→ **SELECTED PASSAGE**
+--

I just registered to tell you you're wrong! ;D Nah, just kidding.

I'm a graphics dev and I tried Krita for fun and I was very disappointed by the performance of the brush tool at large sizes. I don't know how Krita compares to Photoshop and I don't care because I am certain brush painting can be much faster than this.

You are correct that moving data between GPU and CPU would complicate code and would certainly be very slow. I too think that would be unfeasible and crazy.
However I think you're looking things the wrong way. Rather than trying to accelerate the processing of the brush tool, you need to accelerate the perceived latency of the brush tool.

A simple solution would be the following algorithm: When the user switches layers to layer 'i':
  • On a background thread, merge layers [0; i) into a single layer and upload them to a GPU texture (let's call this the "background layer").
  • On a background thread, merge layers [i+1; N) into a single layer and upload them to a GPU texture (the "foreground layer").
  • On a background thread, upload layer i to another GPU texture (the active layer)
  • Merging is probably what's going to take the most time. Until the layers aren't uploaded to the GPU, the current code will be used to avoid blocking the UI and Krita every time the user switches layers
  • Switching between layers can be further sped up by keeping caches in RAM of blocks of layers, e.g. keep a cache of merged layers [0; 4) [4; 8 ) [8; 12); so if user switches to layer 2; you need to merge layers [0; 2) and then merge layer 3 with the caches of [4; 8 ) & [8; 12) which means merging 3 layers to generate the foreground layer instead of merging 8! [/list]

When the user starts the brush tool action (i.e. left clicks, uses his pen, etc):
  • Run a compute shader on the active layer to process each brush stroke, and display this to the user.

+--

→ **COLLECTED DATA**
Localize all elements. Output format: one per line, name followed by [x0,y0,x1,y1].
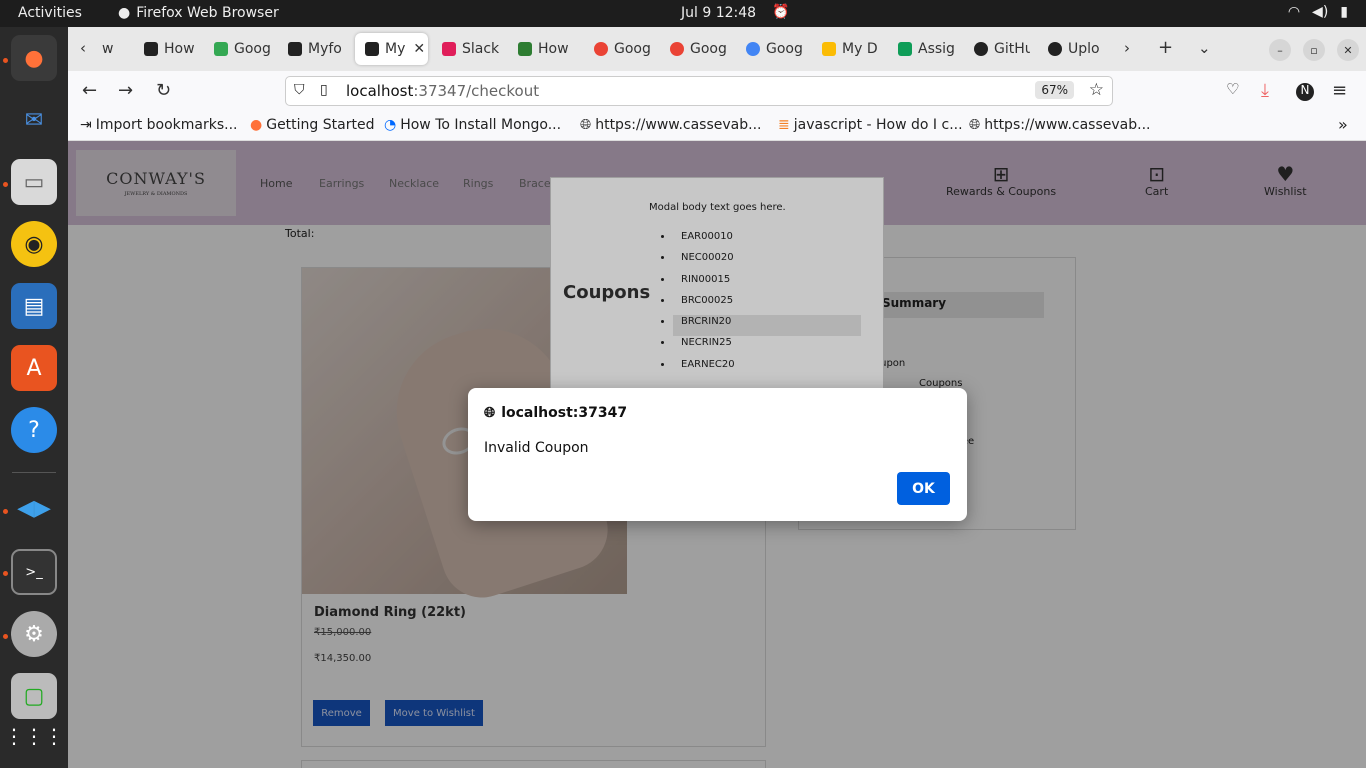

+--

→ **TASKS TO PERFORM**
(A) Revise the post on Krita's brush performance between "A simple solution" and "(the active layer)", inclusive, replacing "background thread" with "worker thread".
(B) Carry on the post on Krita's brush performance, starting after its final sentence.
The material stands apart from the post on Krita's brush performance.

→ **ANSWERS FOR THIS EXERCISE**
(A)
A simple solution would be the following algorithm: When the user switches layers to layer 'i':
  • On a worker thread, merge layers [0; i) into a single layer and upload them to a GPU texture (let's call this the "background layer").
  • On a worker thread, merge layers [i+1; N) into a single layer and upload them to a GPU texture (the "foreground layer").
  • On a worker thread, upload layer i to another GPU texture (the active layer)

(B)
  • At the same time, the CPU will perform the current code to process a high quality final version of the brush stroke. Once it's done it will upload the results to the GPU. If the brush was used again before the upload finished, these results will be invalidated (I doubt this because uploading a single 4096x4096x32bpp texture is very fast!). Alternatively if the compute shader is already high quality, the data could be transferred back to CPU.

Additionally, users with monster GPUs (i.e. 8GBs of GPU RAM) could use a different codepath where each layer is uploaded separately instead of being merged and then uploaded.

The goals are:
  • Hide latency, rather than accelerate final processing. This means performing redundant work instead constantly copying data back and forth.
  • GPU acceleration is used for preview acceleration. The final result is done on CPU.
  • All transfers are CPU -> GPU.
  • No GPU -> CPU transfers (unless testing shows there's tangible gains from copying active layer i from GPU to CPU, obviously).
  • Avoid high memory consumption (a problem with 1GB consumer cards) by only having 3 layers (bonus: optionally more).
[/list]

Unfortunately I am already involved with enough open source projects to also get involved in Krita. But I wanted to raise the voice because I don't think this algorithm (or something similar) is crazy and has a reasonable chance of actually improve perceived latency by a very large margin. Sometimes all you need is to approach the problem from a different perspective. In a way, it's similar to Instant Preview.

Cheers
My 2 cents.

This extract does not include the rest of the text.